┏━━
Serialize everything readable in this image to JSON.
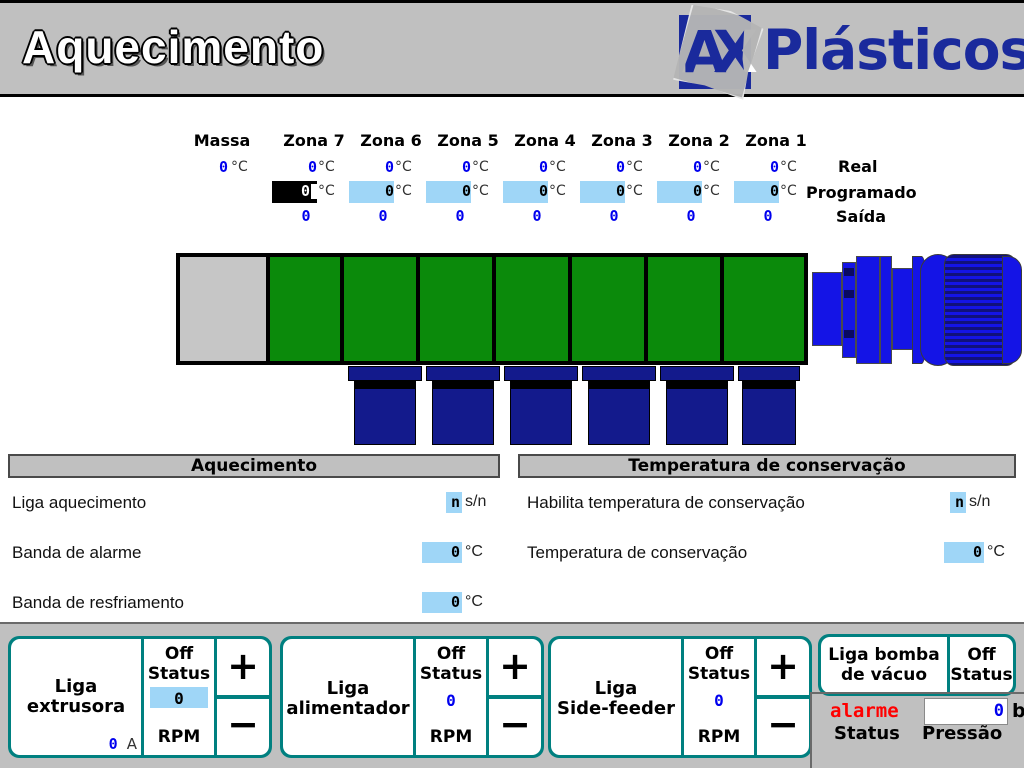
{
  "header": {
    "title": "Aquecimento",
    "logo_letters": [
      "A",
      "X"
    ],
    "logo_text": "Plásticos",
    "brand_color": "#1a2a9c"
  },
  "zones": {
    "columns": [
      {
        "name": "Massa",
        "real": "0",
        "unit": "°C",
        "programado": null,
        "saida": null,
        "selected": false
      },
      {
        "name": "Zona 7",
        "real": "0",
        "unit": "°C",
        "programado": "0",
        "saida": "0",
        "selected": true
      },
      {
        "name": "Zona 6",
        "real": "0",
        "unit": "°C",
        "programado": "0",
        "saida": "0",
        "selected": false
      },
      {
        "name": "Zona 5",
        "real": "0",
        "unit": "°C",
        "programado": "0",
        "saida": "0",
        "selected": false
      },
      {
        "name": "Zona 4",
        "real": "0",
        "unit": "°C",
        "programado": "0",
        "saida": "0",
        "selected": false
      },
      {
        "name": "Zona 3",
        "real": "0",
        "unit": "°C",
        "programado": "0",
        "saida": "0",
        "selected": false
      },
      {
        "name": "Zona 2",
        "real": "0",
        "unit": "°C",
        "programado": "0",
        "saida": "0",
        "selected": false
      },
      {
        "name": "Zona 1",
        "real": "0",
        "unit": "°C",
        "programado": "0",
        "saida": "0",
        "selected": false
      }
    ],
    "row_labels": {
      "real": "Real",
      "programado": "Programado",
      "saida": "Saída"
    },
    "colors": {
      "value_blue": "#0000ee",
      "field_blue": "#9fd6f7",
      "selected_bg": "#000000"
    }
  },
  "diagram": {
    "hopper_color": "#c6c6c6",
    "barrel_color": "#0b8a0b",
    "heater_color": "#131a8c",
    "motor_color": "#1414e6",
    "heater_count": 6,
    "barrel_segments": 7
  },
  "panel_heating": {
    "title": "Aquecimento",
    "rows": [
      {
        "label": "Liga aquecimento",
        "value": "n",
        "unit": "s/n",
        "field": "narrow"
      },
      {
        "label": "Banda de alarme",
        "value": "0",
        "unit": "°C",
        "field": "wide"
      },
      {
        "label": "Banda de resfriamento",
        "value": "0",
        "unit": "°C",
        "field": "wide"
      }
    ]
  },
  "panel_conservation": {
    "title": "Temperatura de conservação",
    "rows": [
      {
        "label": "Habilita temperatura de conservação",
        "value": "n",
        "unit": "s/n",
        "field": "narrow"
      },
      {
        "label": "Temperatura de conservação",
        "value": "0",
        "unit": "°C",
        "field": "wide"
      }
    ]
  },
  "controls": [
    {
      "name_line1": "Liga",
      "name_line2": "extrusora",
      "current": "0",
      "current_unit": "A",
      "status_value": "Off",
      "status_label": "Status",
      "rpm_value": "0",
      "rpm_label": "RPM",
      "rpm_boxed": true,
      "plus": "+",
      "minus": "−"
    },
    {
      "name_line1": "Liga",
      "name_line2": "alimentador",
      "current": null,
      "current_unit": null,
      "status_value": "Off",
      "status_label": "Status",
      "rpm_value": "0",
      "rpm_label": "RPM",
      "rpm_boxed": false,
      "plus": "+",
      "minus": "−"
    },
    {
      "name_line1": "Liga",
      "name_line2": "Side-feeder",
      "current": null,
      "current_unit": null,
      "status_value": "Off",
      "status_label": "Status",
      "rpm_value": "0",
      "rpm_label": "RPM",
      "rpm_boxed": false,
      "plus": "+",
      "minus": "−"
    }
  ],
  "vacuum": {
    "name_line1": "Liga bomba",
    "name_line2": "de vácuo",
    "status_value": "Off",
    "status_label": "Status"
  },
  "alarm": {
    "state": "alarme",
    "state_color": "#ff0000",
    "status_label": "Status",
    "pressure_value": "0",
    "pressure_unit": "bar",
    "pressure_label": "Pressão"
  }
}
┗━━
Pictures don't belong in the copy. Transcribe every record exactly as it appears.

Solution to this exercise:
Serialize everything readable in this image to JSON.
{
  "header": {
    "title": "Aquecimento",
    "logo_letters": [
      "A",
      "X"
    ],
    "logo_text": "Plásticos",
    "brand_color": "#1a2a9c"
  },
  "zones": {
    "columns": [
      {
        "name": "Massa",
        "real": "0",
        "unit": "°C",
        "programado": null,
        "saida": null,
        "selected": false
      },
      {
        "name": "Zona 7",
        "real": "0",
        "unit": "°C",
        "programado": "0",
        "saida": "0",
        "selected": true
      },
      {
        "name": "Zona 6",
        "real": "0",
        "unit": "°C",
        "programado": "0",
        "saida": "0",
        "selected": false
      },
      {
        "name": "Zona 5",
        "real": "0",
        "unit": "°C",
        "programado": "0",
        "saida": "0",
        "selected": false
      },
      {
        "name": "Zona 4",
        "real": "0",
        "unit": "°C",
        "programado": "0",
        "saida": "0",
        "selected": false
      },
      {
        "name": "Zona 3",
        "real": "0",
        "unit": "°C",
        "programado": "0",
        "saida": "0",
        "selected": false
      },
      {
        "name": "Zona 2",
        "real": "0",
        "unit": "°C",
        "programado": "0",
        "saida": "0",
        "selected": false
      },
      {
        "name": "Zona 1",
        "real": "0",
        "unit": "°C",
        "programado": "0",
        "saida": "0",
        "selected": false
      }
    ],
    "row_labels": {
      "real": "Real",
      "programado": "Programado",
      "saida": "Saída"
    },
    "colors": {
      "value_blue": "#0000ee",
      "field_blue": "#9fd6f7",
      "selected_bg": "#000000"
    }
  },
  "diagram": {
    "hopper_color": "#c6c6c6",
    "barrel_color": "#0b8a0b",
    "heater_color": "#131a8c",
    "motor_color": "#1414e6",
    "heater_count": 6,
    "barrel_segments": 7
  },
  "panel_heating": {
    "title": "Aquecimento",
    "rows": [
      {
        "label": "Liga aquecimento",
        "value": "n",
        "unit": "s/n",
        "field": "narrow"
      },
      {
        "label": "Banda de alarme",
        "value": "0",
        "unit": "°C",
        "field": "wide"
      },
      {
        "label": "Banda de resfriamento",
        "value": "0",
        "unit": "°C",
        "field": "wide"
      }
    ]
  },
  "panel_conservation": {
    "title": "Temperatura de conservação",
    "rows": [
      {
        "label": "Habilita temperatura de conservação",
        "value": "n",
        "unit": "s/n",
        "field": "narrow"
      },
      {
        "label": "Temperatura de conservação",
        "value": "0",
        "unit": "°C",
        "field": "wide"
      }
    ]
  },
  "controls": [
    {
      "name_line1": "Liga",
      "name_line2": "extrusora",
      "current": "0",
      "current_unit": "A",
      "status_value": "Off",
      "status_label": "Status",
      "rpm_value": "0",
      "rpm_label": "RPM",
      "rpm_boxed": true,
      "plus": "+",
      "minus": "−"
    },
    {
      "name_line1": "Liga",
      "name_line2": "alimentador",
      "current": null,
      "current_unit": null,
      "status_value": "Off",
      "status_label": "Status",
      "rpm_value": "0",
      "rpm_label": "RPM",
      "rpm_boxed": false,
      "plus": "+",
      "minus": "−"
    },
    {
      "name_line1": "Liga",
      "name_line2": "Side-feeder",
      "current": null,
      "current_unit": null,
      "status_value": "Off",
      "status_label": "Status",
      "rpm_value": "0",
      "rpm_label": "RPM",
      "rpm_boxed": false,
      "plus": "+",
      "minus": "−"
    }
  ],
  "vacuum": {
    "name_line1": "Liga bomba",
    "name_line2": "de vácuo",
    "status_value": "Off",
    "status_label": "Status"
  },
  "alarm": {
    "state": "alarme",
    "state_color": "#ff0000",
    "status_label": "Status",
    "pressure_value": "0",
    "pressure_unit": "bar",
    "pressure_label": "Pressão"
  }
}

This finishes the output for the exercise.